In the records below, pick out all lines containing the word "Trades".

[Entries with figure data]
..........

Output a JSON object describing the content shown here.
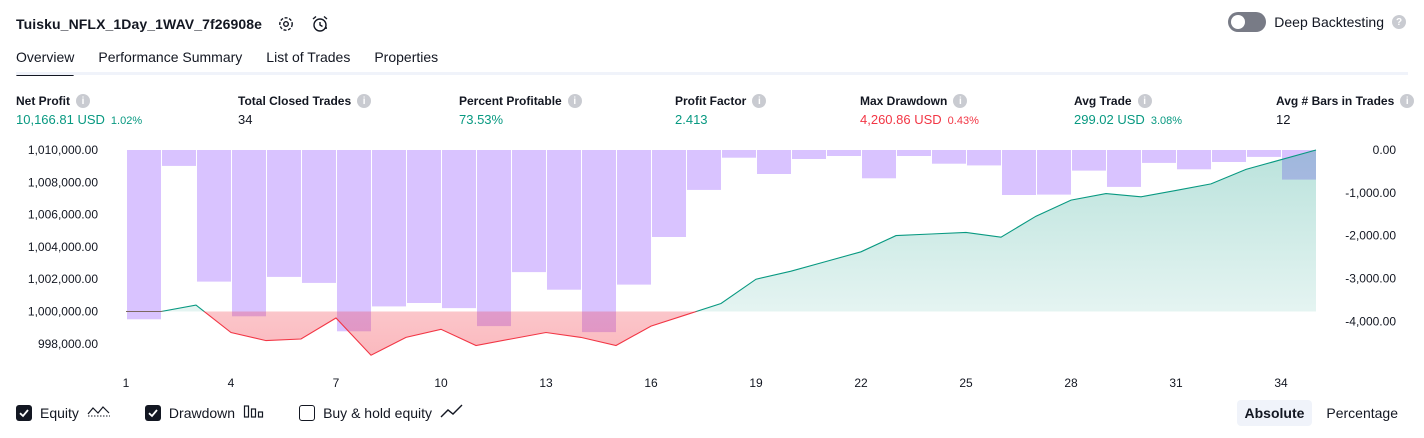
{
  "header": {
    "strategy_name": "Tuisku_NFLX_1Day_1WAV_7f26908e",
    "deep_backtesting_label": "Deep Backtesting"
  },
  "tabs": [
    {
      "label": "Overview",
      "active": true
    },
    {
      "label": "Performance Summary",
      "active": false
    },
    {
      "label": "List of Trades",
      "active": false
    },
    {
      "label": "Properties",
      "active": false
    }
  ],
  "metrics": [
    {
      "label": "Net Profit",
      "value": "10,166.81 USD",
      "sub": "1.02%",
      "color": "green"
    },
    {
      "label": "Total Closed Trades",
      "value": "34",
      "sub": "",
      "color": "dark"
    },
    {
      "label": "Percent Profitable",
      "value": "73.53%",
      "sub": "",
      "color": "green"
    },
    {
      "label": "Profit Factor",
      "value": "2.413",
      "sub": "",
      "color": "green"
    },
    {
      "label": "Max Drawdown",
      "value": "4,260.86 USD",
      "sub": "0.43%",
      "color": "red"
    },
    {
      "label": "Avg Trade",
      "value": "299.02 USD",
      "sub": "3.08%",
      "color": "green"
    },
    {
      "label": "Avg # Bars in Trades",
      "value": "12",
      "sub": "",
      "color": "dark"
    }
  ],
  "legend": {
    "equity_label": "Equity",
    "drawdown_label": "Drawdown",
    "buy_hold_label": "Buy & hold equity",
    "equity_checked": true,
    "drawdown_checked": true,
    "buy_hold_checked": false
  },
  "mode_toggle": {
    "absolute_label": "Absolute",
    "percentage_label": "Percentage",
    "active": "Absolute"
  },
  "colors": {
    "equity_line": "#089981",
    "equity_fill": "#089981",
    "drawdown_line_negative": "#f23645",
    "drawdown_bar": "#b388ff",
    "red_text": "#f23645",
    "green_text": "#089981"
  },
  "chart_data": {
    "type": "line",
    "title": "",
    "x_ticks": [
      1,
      4,
      7,
      10,
      13,
      16,
      19,
      22,
      25,
      28,
      31,
      34
    ],
    "equity": {
      "x": [
        1,
        2,
        3,
        4,
        5,
        6,
        7,
        8,
        9,
        10,
        11,
        12,
        13,
        14,
        15,
        16,
        17,
        18,
        19,
        20,
        21,
        22,
        23,
        24,
        25,
        26,
        27,
        28,
        29,
        30,
        31,
        32,
        33,
        34,
        35
      ],
      "values": [
        1000000,
        1000000,
        1000400,
        998700,
        998200,
        998300,
        999600,
        997300,
        998400,
        998900,
        997900,
        998300,
        998700,
        998400,
        997900,
        999100,
        999800,
        1000500,
        1002000,
        1002500,
        1003100,
        1003700,
        1004700,
        1004800,
        1004900,
        1004600,
        1005900,
        1006900,
        1007300,
        1007100,
        1007500,
        1007900,
        1008800,
        1009400,
        1010000
      ],
      "baseline": 1000000
    },
    "drawdown": {
      "x": [
        2,
        3,
        4,
        5,
        6,
        7,
        8,
        9,
        10,
        11,
        12,
        13,
        14,
        15,
        16,
        17,
        18,
        19,
        20,
        21,
        22,
        23,
        24,
        25,
        26,
        27,
        28,
        29,
        30,
        31,
        32,
        33,
        34,
        35
      ],
      "values": [
        -3950,
        -370,
        -3070,
        -3880,
        -2960,
        -3100,
        -4230,
        -3650,
        -3570,
        -3690,
        -4110,
        -2850,
        -3260,
        -4250,
        -3140,
        -2030,
        -930,
        -180,
        -560,
        -210,
        -140,
        -660,
        -140,
        -320,
        -360,
        -1050,
        -1040,
        -480,
        -860,
        -300,
        -450,
        -280,
        -160,
        -690
      ]
    },
    "left_axis": {
      "range": [
        997000,
        1010000
      ],
      "ticks": [
        1010000,
        1008000,
        1006000,
        1004000,
        1002000,
        1000000,
        998000
      ],
      "tick_labels": [
        "1,010,000.00",
        "1,008,000.00",
        "1,006,000.00",
        "1,004,000.00",
        "1,002,000.00",
        "1,000,000.00",
        "998,000.00"
      ]
    },
    "right_axis": {
      "range": [
        -4900,
        0
      ],
      "ticks": [
        0,
        -1000,
        -2000,
        -3000,
        -4000
      ],
      "tick_labels": [
        "0.00",
        "-1,000.00",
        "-2,000.00",
        "-3,000.00",
        "-4,000.00"
      ]
    },
    "grid": false,
    "legend_position": "bottom-left"
  }
}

..........

== Complete answer ==
      "label": "List of Trades",
      "label": "Total Closed Trades",
      "label": "Avg # Bars in Trades",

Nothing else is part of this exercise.